Dataset records
--- BEGIN ---
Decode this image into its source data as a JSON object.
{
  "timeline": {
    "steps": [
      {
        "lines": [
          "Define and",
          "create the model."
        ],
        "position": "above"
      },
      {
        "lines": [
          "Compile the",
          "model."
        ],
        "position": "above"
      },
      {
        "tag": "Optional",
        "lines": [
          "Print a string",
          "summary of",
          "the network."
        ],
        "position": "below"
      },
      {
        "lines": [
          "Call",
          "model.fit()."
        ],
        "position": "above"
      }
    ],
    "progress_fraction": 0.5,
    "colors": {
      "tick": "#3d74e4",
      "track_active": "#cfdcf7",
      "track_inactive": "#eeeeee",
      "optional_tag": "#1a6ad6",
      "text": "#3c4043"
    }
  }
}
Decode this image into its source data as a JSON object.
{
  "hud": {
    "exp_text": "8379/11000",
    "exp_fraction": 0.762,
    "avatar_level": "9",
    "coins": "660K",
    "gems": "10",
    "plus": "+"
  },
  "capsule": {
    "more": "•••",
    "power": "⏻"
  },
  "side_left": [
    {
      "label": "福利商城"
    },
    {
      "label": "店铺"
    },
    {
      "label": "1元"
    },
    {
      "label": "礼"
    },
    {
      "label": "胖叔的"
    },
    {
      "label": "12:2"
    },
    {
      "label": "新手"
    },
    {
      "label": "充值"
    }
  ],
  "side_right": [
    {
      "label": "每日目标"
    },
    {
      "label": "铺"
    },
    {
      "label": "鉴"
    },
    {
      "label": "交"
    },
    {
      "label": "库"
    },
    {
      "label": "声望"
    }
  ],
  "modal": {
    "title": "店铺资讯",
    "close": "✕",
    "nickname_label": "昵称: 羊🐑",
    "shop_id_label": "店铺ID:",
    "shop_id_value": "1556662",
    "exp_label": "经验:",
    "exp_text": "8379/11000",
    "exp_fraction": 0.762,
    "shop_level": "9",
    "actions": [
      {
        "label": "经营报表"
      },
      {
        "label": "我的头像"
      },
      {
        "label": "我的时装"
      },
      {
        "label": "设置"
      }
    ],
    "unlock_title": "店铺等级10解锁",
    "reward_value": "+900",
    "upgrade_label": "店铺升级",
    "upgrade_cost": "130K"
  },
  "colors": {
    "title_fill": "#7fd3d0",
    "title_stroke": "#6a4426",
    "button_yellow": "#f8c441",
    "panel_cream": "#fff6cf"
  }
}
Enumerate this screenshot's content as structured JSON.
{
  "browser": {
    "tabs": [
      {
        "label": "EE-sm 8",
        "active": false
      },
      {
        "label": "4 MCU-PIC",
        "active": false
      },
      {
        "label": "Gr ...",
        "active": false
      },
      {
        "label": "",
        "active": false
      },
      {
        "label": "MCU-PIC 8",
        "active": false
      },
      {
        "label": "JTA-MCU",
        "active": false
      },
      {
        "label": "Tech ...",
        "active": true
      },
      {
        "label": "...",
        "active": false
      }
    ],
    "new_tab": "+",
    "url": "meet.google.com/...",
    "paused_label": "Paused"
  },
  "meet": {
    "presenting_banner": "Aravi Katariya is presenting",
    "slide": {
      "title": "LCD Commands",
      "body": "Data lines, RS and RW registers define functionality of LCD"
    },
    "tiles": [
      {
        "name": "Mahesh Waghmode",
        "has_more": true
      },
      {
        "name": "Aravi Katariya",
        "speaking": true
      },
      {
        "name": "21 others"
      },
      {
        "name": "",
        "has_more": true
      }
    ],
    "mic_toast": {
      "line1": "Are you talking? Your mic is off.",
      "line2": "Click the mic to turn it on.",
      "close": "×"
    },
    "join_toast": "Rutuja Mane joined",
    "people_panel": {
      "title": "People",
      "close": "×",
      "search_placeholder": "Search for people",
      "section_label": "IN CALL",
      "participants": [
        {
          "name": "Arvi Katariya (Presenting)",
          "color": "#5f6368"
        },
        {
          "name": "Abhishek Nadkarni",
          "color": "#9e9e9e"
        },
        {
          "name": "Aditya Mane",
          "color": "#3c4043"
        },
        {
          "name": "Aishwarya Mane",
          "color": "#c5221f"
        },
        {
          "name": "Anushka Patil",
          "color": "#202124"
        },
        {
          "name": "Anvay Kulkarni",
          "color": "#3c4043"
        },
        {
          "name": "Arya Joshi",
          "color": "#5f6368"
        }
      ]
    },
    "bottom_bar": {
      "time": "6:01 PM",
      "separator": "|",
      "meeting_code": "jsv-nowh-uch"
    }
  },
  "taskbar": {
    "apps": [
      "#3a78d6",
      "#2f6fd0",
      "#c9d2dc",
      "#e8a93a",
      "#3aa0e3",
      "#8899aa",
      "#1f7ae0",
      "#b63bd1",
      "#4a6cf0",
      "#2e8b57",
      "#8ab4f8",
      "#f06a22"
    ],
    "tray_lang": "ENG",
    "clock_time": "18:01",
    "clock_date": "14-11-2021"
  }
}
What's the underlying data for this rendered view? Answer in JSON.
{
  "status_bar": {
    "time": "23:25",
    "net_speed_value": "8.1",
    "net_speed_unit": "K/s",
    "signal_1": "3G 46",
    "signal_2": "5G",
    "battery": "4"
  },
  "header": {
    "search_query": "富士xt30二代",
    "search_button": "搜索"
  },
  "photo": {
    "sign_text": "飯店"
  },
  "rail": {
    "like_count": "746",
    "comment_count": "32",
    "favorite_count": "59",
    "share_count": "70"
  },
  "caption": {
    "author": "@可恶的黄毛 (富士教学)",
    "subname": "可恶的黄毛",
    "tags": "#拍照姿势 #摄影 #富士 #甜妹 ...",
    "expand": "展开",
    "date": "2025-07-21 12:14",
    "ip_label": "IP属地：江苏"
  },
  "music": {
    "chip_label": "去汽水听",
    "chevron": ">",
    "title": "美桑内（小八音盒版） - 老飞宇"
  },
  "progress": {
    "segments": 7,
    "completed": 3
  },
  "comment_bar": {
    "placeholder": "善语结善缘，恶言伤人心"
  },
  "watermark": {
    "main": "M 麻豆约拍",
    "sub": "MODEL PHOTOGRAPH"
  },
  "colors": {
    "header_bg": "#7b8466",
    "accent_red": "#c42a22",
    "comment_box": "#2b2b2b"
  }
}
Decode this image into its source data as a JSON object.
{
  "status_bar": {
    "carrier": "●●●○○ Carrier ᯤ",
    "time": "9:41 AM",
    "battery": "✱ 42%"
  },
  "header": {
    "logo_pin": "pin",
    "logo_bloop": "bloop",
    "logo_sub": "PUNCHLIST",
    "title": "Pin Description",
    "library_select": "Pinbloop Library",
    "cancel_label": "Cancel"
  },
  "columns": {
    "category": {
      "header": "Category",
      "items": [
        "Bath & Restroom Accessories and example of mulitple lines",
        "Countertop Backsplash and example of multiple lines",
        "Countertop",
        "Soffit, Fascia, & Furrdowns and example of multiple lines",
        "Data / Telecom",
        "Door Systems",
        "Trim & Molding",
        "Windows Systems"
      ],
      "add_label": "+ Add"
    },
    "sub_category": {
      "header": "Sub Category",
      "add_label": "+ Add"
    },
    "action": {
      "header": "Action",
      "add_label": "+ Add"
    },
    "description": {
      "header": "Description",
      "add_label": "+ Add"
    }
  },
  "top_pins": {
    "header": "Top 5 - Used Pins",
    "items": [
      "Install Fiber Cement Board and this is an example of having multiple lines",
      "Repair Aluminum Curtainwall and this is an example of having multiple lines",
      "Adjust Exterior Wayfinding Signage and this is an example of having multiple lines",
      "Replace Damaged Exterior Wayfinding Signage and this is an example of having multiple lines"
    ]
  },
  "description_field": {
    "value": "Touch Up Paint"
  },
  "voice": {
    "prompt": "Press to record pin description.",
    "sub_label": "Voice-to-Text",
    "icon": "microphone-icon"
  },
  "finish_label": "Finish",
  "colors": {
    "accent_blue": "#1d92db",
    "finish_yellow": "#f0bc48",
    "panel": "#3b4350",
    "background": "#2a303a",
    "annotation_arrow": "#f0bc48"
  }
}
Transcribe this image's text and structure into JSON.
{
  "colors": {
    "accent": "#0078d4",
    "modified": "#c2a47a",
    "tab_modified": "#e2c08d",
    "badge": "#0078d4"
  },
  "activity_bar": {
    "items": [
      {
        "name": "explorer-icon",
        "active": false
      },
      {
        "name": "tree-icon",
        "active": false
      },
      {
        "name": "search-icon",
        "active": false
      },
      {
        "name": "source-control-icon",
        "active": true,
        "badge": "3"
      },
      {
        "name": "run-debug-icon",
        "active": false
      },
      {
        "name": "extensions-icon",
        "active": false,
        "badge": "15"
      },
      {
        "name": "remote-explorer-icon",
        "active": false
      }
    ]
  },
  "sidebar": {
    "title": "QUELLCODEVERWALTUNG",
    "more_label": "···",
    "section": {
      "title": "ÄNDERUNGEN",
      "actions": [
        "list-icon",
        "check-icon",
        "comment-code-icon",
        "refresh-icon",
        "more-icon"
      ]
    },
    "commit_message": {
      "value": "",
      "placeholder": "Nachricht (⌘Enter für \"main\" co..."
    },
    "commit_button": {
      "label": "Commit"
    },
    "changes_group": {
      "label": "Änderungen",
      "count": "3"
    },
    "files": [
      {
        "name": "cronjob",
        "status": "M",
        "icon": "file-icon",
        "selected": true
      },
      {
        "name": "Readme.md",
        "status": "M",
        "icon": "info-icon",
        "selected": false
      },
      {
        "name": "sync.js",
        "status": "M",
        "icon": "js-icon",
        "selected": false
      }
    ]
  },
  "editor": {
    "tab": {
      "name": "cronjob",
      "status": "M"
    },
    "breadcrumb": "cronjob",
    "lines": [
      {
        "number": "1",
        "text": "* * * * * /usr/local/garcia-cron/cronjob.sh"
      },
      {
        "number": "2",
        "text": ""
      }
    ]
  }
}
--- END ---
For each line above that contains the word "Countertop", copy that line.

§ SOLUTION TO THIS EXERCISE
        "Countertop Backsplash and example of multiple lines",
        "Countertop",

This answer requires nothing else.